## TASK GOAL
Each line below is to be written out in full, exactly as shown.

## DATA ENTRIES
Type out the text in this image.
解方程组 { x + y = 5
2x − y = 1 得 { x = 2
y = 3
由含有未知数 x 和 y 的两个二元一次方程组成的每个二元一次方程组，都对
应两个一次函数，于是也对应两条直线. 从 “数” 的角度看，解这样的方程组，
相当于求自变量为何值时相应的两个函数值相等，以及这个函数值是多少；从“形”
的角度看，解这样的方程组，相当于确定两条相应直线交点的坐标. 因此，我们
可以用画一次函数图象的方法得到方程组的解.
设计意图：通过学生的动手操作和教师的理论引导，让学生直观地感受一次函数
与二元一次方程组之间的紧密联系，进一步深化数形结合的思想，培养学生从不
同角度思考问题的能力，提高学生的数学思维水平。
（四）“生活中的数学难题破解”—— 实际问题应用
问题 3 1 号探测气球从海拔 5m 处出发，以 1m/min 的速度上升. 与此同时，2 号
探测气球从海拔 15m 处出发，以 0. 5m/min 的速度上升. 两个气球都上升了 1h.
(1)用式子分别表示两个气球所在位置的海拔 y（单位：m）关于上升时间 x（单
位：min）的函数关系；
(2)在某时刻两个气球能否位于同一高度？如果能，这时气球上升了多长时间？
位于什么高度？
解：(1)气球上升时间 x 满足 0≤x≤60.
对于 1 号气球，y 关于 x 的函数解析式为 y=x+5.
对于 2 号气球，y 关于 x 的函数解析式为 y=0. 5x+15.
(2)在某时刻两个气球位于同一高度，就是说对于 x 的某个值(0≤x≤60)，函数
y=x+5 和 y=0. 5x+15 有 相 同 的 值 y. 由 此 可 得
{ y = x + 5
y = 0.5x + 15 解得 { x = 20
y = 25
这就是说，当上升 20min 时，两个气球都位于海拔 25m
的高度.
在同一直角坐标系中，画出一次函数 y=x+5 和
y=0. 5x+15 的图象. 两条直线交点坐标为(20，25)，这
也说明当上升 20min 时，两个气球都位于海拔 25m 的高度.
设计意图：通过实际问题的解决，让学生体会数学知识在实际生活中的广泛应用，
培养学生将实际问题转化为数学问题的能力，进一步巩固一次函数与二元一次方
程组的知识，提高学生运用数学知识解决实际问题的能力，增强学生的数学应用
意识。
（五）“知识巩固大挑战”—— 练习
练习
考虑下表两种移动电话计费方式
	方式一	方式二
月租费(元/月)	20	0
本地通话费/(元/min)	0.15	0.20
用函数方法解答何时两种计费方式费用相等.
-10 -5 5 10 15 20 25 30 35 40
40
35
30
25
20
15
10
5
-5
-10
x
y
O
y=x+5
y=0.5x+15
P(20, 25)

## REPLY
Type out the text in this image.
解方程组 { x + y = 5
2x − y = 1 得 { x = 2
y = 3
由含有未知数 x 和 y 的两个二元一次方程组成的每个二元一次方程组，都对
应两个一次函数，于是也对应两条直线. 从 “数” 的角度看，解这样的方程组，
相当于求自变量为何值时相应的两个函数值相等，以及这个函数值是多少；从“形”
的角度看，解这样的方程组，相当于确定两条相应直线交点的坐标. 因此，我们
可以用画一次函数图象的方法得到方程组的解.
设计意图：通过学生的动手操作和教师的理论引导，让学生直观地感受一次函数
与二元一次方程组之间的紧密联系，进一步深化数形结合的思想，培养学生从不
同角度思考问题的能力，提高学生的数学思维水平。
（四）“生活中的数学难题破解”—— 实际问题应用
问题 3 1 号探测气球从海拔 5m 处出发，以 1m/min 的速度上升. 与此同时，2 号
探测气球从海拔 15m 处出发，以 0. 5m/min 的速度上升. 两个气球都上升了 1h.
(1)用式子分别表示两个气球所在位置的海拔 y（单位：m）关于上升时间 x（单
位：min）的函数关系；
(2)在某时刻两个气球能否位于同一高度？如果能，这时气球上升了多长时间？
位于什么高度？
解：(1)气球上升时间 x 满足 0≤x≤60.
对于 1 号气球，y 关于 x 的函数解析式为 y=x+5.
对于 2 号气球，y 关于 x 的函数解析式为 y=0. 5x+15.
(2)在某时刻两个气球位于同一高度，就是说对于 x 的某个值(0≤x≤60)，函数
y=x+5 和 y=0. 5x+15 有 相 同 的 值 y. 由 此 可 得
{ y = x + 5
y = 0.5x + 15 解得 { x = 20
y = 25
这就是说，当上升 20min 时，两个气球都位于海拔 25m
的高度.
在同一直角坐标系中，画出一次函数 y=x+5 和
y=0. 5x+15 的图象. 两条直线交点坐标为(20，25)，这
也说明当上升 20min 时，两个气球都位于海拔 25m 的高度.
设计意图：通过实际问题的解决，让学生体会数学知识在实际生活中的广泛应用，
培养学生将实际问题转化为数学问题的能力，进一步巩固一次函数与二元一次方
程组的知识，提高学生运用数学知识解决实际问题的能力，增强学生的数学应用
意识。
（五）“知识巩固大挑战”—— 练习
练习
考虑下表两种移动电话计费方式
	方式一	方式二
月租费(元/月)	20	0
本地通话费/(元/min)	0.15	0.20
用函数方法解答何时两种计费方式费用相等.
-10 -5 5 10 15 20 25 30 35 40
40
35
30
25
20
15
10
5
-5
-10
x
y
O
y=x+5
y=0.5x+15
P(20, 25)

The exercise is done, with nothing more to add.